> **ВЫБРАННЫЙ ОТРЫВОК**
• • • • • • •
Нелли пыталась противостоять убожеству послевоенного времени; но семнадцатилетней девушке все эти трудности и невзгоды были не по плечу. Она заболела легочным туберкулезом. Целую осень и зиму проводит в лечебнице. Там не хватает врачей, лекарств и еды. Ее окружают обреченные на смерть, умирающие, но и выздоравливающие; она пытается помочь некоторым из них, в первую очередь детям. Живет бок о бок, глаза в глаза со смертью, с неутолимыми страданиями и напрасными надеждами. У нее много времени, чтобы наблюдать, размышлять и читать.
Там, в лечебнице, она впервые осознает, как много значат книги, стихи. Открывает для себя Гёте. Никогда прежде она не читала так много и с таким увлечением.
«Она не говорила об этом, но порою думала, что для того-то и заболела. (Большая часть стихотворных строк, которые ты знаешь наизусть, запомнилась Нелли как раз в те годы. „Из ароматов утра соткан и из света / Покров поэзии — дар истины поэту“»[34].
Эти строки Гёте могли бы стать эпиграфом к всему творчеству Кристы Вольф.
II
[…] История детства и юности Нелли в Третьем рейхе, в войну и после войны — одновременно история настоящего и вечная драма взаимопонимания и непонимания родителей и детей, старших и младших и вечно нового столкновения Я и Мы.
Генрих Бёлль писал об автобиографии писателя Манеса Шпербера, которому тоже пришлось ребенком покинуть родину:
«[…] это вечная дилемма меж историчностью и безысторичностью: поселиться в том и в другом невозможно, время не родина, и все же мы знаем, что современность, наблюдение и претерпевание времени есть наше единственное местожительство, нетерпение в настоящем, которого словно бы и нет, суть которого словно бы мимолетность: мимолетные, в поисках родины, на этой земле и в это время, недоверчивые к будущему, куда постоянно подталкивает нас секундная стрелка».
Это тоже могло бы стать эпиграфом к «Образам детства». Криста Вольф пишет решительно, спонтанно — так непосредственно и так естественно, как человек дышит. И все же всегда раздумчиво, всегда осознанно — зная, почему и для чего она это делает. […]
Но она сознает также, какими возможностями располагает современный писатель: «Для психики современного человека такая ситуация является обыденной: он ощущает относительность времени, на какой-то срок перестает воспринимать его как нечто объективное и делает вывод, что мгновение может растягиваться чуть ли не до бесконечности и что оно чревато огромным количеством многослойных возможностей переживания, тогда как пять минут продолжают оставаться все теми же скромными пятью минутами»[35].
• • • • • • •
> **ИЗВЛЕЧЁННЫЕ ДАННЫЕ**
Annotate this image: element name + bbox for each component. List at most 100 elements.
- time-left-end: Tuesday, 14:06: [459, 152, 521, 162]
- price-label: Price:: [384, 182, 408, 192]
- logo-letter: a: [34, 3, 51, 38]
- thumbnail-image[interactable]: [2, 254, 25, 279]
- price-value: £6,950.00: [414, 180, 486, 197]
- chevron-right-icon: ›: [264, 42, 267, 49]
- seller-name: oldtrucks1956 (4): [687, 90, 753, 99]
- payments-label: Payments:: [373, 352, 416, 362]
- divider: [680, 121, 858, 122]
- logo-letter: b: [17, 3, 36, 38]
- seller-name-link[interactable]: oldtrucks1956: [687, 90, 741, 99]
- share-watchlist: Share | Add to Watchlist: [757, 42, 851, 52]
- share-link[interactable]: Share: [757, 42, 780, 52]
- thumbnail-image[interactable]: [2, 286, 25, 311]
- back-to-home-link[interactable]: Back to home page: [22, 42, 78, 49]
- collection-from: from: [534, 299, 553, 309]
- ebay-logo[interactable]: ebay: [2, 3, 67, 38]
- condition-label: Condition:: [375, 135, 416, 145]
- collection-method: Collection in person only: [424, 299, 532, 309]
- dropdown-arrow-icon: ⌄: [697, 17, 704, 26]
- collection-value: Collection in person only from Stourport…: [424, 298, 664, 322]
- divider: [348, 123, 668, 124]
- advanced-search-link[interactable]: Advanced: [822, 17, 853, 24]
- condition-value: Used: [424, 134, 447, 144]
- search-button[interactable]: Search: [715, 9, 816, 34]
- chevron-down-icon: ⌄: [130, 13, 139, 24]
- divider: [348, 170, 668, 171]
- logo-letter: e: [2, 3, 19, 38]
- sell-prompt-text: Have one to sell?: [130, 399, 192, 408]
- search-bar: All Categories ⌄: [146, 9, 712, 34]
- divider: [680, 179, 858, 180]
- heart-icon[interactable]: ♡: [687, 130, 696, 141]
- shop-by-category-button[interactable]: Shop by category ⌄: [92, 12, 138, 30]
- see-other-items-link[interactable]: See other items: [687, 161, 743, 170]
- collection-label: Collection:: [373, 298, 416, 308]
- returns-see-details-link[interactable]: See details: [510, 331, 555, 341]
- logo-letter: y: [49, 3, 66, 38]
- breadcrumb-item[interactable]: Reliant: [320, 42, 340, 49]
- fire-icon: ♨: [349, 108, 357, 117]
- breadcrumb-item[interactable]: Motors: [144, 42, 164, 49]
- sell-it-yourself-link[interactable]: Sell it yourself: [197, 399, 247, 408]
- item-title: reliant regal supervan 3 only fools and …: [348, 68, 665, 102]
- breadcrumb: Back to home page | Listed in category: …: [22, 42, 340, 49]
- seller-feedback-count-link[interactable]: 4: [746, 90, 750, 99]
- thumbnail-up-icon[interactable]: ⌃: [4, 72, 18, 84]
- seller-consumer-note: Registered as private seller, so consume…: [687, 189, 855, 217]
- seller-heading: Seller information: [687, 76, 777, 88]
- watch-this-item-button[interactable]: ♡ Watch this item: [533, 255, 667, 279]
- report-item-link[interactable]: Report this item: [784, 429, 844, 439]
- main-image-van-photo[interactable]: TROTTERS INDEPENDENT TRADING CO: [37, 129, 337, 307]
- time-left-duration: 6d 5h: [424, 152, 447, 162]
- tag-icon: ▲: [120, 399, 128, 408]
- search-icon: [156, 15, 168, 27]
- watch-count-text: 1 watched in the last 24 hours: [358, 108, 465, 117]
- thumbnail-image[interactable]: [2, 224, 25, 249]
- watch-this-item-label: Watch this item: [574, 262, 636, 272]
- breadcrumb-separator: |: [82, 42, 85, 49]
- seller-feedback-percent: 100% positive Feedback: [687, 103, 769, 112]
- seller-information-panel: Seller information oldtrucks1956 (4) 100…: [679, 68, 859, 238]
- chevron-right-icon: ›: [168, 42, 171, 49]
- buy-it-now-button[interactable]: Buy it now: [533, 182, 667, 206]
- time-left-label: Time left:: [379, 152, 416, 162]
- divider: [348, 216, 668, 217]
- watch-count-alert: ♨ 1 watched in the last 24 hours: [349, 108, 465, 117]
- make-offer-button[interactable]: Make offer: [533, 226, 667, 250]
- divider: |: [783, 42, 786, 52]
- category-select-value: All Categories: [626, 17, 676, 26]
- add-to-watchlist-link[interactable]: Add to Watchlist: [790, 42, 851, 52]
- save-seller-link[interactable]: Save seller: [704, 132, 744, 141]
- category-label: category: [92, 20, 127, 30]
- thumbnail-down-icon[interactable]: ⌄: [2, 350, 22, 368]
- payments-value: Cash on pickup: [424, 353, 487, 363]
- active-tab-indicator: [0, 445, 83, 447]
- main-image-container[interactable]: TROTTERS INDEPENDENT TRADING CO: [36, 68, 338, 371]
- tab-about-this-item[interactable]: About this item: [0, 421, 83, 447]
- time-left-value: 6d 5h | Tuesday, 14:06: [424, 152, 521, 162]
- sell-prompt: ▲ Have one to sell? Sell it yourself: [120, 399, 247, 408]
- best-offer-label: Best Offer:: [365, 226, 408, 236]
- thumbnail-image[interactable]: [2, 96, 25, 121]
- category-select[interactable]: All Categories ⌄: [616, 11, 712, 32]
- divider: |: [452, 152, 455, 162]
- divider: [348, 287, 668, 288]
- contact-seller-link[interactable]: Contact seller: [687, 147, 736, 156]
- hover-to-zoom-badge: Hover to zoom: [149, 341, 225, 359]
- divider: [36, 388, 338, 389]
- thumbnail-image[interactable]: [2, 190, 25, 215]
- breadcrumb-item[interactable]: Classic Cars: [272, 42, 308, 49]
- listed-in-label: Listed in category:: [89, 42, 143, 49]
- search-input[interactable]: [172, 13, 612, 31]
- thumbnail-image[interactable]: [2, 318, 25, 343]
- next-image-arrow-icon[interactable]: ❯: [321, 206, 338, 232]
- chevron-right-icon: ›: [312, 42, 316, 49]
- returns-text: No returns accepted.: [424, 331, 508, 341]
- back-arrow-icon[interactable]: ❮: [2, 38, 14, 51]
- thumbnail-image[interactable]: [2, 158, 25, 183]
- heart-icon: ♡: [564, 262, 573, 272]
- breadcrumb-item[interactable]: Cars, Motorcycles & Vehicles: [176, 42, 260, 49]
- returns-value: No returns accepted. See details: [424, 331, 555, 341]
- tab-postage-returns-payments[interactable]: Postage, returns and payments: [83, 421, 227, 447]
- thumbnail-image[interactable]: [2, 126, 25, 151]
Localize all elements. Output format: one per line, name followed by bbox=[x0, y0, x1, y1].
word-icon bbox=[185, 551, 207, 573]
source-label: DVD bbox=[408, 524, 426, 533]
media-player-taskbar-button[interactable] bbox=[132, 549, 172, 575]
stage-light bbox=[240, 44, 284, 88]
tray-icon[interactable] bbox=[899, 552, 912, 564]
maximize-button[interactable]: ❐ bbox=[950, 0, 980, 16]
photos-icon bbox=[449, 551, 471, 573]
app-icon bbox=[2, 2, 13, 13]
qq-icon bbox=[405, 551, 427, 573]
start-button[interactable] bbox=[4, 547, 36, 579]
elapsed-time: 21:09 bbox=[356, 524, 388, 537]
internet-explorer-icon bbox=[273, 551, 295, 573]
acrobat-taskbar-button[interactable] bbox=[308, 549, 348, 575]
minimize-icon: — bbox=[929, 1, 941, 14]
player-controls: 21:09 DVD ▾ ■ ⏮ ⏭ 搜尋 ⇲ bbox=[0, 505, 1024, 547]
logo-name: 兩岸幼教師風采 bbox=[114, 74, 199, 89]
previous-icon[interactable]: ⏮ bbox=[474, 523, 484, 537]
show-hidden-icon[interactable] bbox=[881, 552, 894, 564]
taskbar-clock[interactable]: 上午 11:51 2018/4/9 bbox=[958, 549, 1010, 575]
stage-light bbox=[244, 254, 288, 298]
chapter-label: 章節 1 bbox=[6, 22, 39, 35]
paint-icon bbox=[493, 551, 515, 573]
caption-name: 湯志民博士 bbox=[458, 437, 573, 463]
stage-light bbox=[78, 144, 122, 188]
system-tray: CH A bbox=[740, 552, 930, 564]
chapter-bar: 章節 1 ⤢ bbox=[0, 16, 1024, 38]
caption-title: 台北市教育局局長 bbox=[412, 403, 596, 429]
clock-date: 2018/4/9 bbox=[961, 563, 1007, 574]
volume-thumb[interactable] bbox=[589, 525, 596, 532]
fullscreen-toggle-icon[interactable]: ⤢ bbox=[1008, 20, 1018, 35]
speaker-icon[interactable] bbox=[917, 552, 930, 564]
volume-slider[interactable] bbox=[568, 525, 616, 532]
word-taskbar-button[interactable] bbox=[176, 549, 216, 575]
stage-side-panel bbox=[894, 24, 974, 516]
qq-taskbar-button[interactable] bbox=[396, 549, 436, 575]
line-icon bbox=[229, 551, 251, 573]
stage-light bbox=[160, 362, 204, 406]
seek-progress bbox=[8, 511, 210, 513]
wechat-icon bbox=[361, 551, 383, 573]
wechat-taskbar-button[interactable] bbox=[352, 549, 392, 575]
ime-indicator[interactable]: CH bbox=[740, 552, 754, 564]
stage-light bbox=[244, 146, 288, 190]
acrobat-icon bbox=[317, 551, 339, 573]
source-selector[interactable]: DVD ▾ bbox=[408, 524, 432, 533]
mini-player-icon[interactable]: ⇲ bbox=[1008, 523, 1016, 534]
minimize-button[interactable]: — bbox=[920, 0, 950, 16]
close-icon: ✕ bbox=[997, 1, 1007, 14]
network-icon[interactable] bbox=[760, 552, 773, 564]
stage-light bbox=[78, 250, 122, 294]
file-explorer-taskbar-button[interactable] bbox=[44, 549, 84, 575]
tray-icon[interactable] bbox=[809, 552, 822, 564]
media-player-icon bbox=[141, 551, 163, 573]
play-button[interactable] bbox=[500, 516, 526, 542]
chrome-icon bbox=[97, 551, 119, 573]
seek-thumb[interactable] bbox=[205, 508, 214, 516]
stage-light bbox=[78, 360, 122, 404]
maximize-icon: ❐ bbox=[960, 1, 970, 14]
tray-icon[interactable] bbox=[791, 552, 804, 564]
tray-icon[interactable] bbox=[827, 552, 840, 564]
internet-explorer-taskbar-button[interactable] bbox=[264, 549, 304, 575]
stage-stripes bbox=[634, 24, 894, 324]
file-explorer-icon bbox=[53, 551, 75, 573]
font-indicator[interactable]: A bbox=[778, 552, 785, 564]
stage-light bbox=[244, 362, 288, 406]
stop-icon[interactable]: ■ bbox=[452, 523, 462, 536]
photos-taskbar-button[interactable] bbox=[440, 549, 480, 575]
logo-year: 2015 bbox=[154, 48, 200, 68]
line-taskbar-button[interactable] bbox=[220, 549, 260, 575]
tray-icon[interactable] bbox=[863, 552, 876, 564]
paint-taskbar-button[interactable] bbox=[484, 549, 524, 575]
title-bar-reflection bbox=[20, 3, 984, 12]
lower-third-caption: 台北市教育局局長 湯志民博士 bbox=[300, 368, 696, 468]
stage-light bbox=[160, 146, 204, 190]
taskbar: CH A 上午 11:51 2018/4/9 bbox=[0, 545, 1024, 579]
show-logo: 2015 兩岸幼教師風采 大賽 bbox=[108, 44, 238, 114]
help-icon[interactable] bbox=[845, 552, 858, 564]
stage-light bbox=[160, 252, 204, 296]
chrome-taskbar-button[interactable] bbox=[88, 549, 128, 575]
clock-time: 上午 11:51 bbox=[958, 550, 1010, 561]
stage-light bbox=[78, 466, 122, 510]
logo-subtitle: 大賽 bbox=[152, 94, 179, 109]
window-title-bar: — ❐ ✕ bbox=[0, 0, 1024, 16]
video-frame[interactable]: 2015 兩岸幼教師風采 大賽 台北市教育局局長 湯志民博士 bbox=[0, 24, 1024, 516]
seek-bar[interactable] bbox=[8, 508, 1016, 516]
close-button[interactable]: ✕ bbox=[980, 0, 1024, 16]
• • • • • • •
> **УСЛОВИЕ ЗАДАЧИ**
Перепишите из отрывка о Кристе Вольф всё, что идёт от слов «Нелли пыталась противостоять» и вниз до слов «с таким увлечением.».

> **ОТВЕТ**
Нелли пыталась противостоять убожеству послевоенного времени; но семнадцатилетней девушке все эти трудности и невзгоды были не по плечу. Она заболела легочным туберкулезом. Целую осень и зиму проводит в лечебнице. Там не хватает врачей, лекарств и еды. Ее окружают обреченные на смерть, умирающие, но и выздоравливающие; она пытается помочь некоторым из них, в первую очередь детям. Живет бок о бок, глаза в глаза со смертью, с неутолимыми страданиями и напрасными надеждами. У нее много времени, чтобы наблюдать, размышлять и читать.
Там, в лечебнице, она впервые осознает, как много значат книги, стихи. Открывает для себя Гёте. Никогда прежде она не читала так много и с таким увлечением.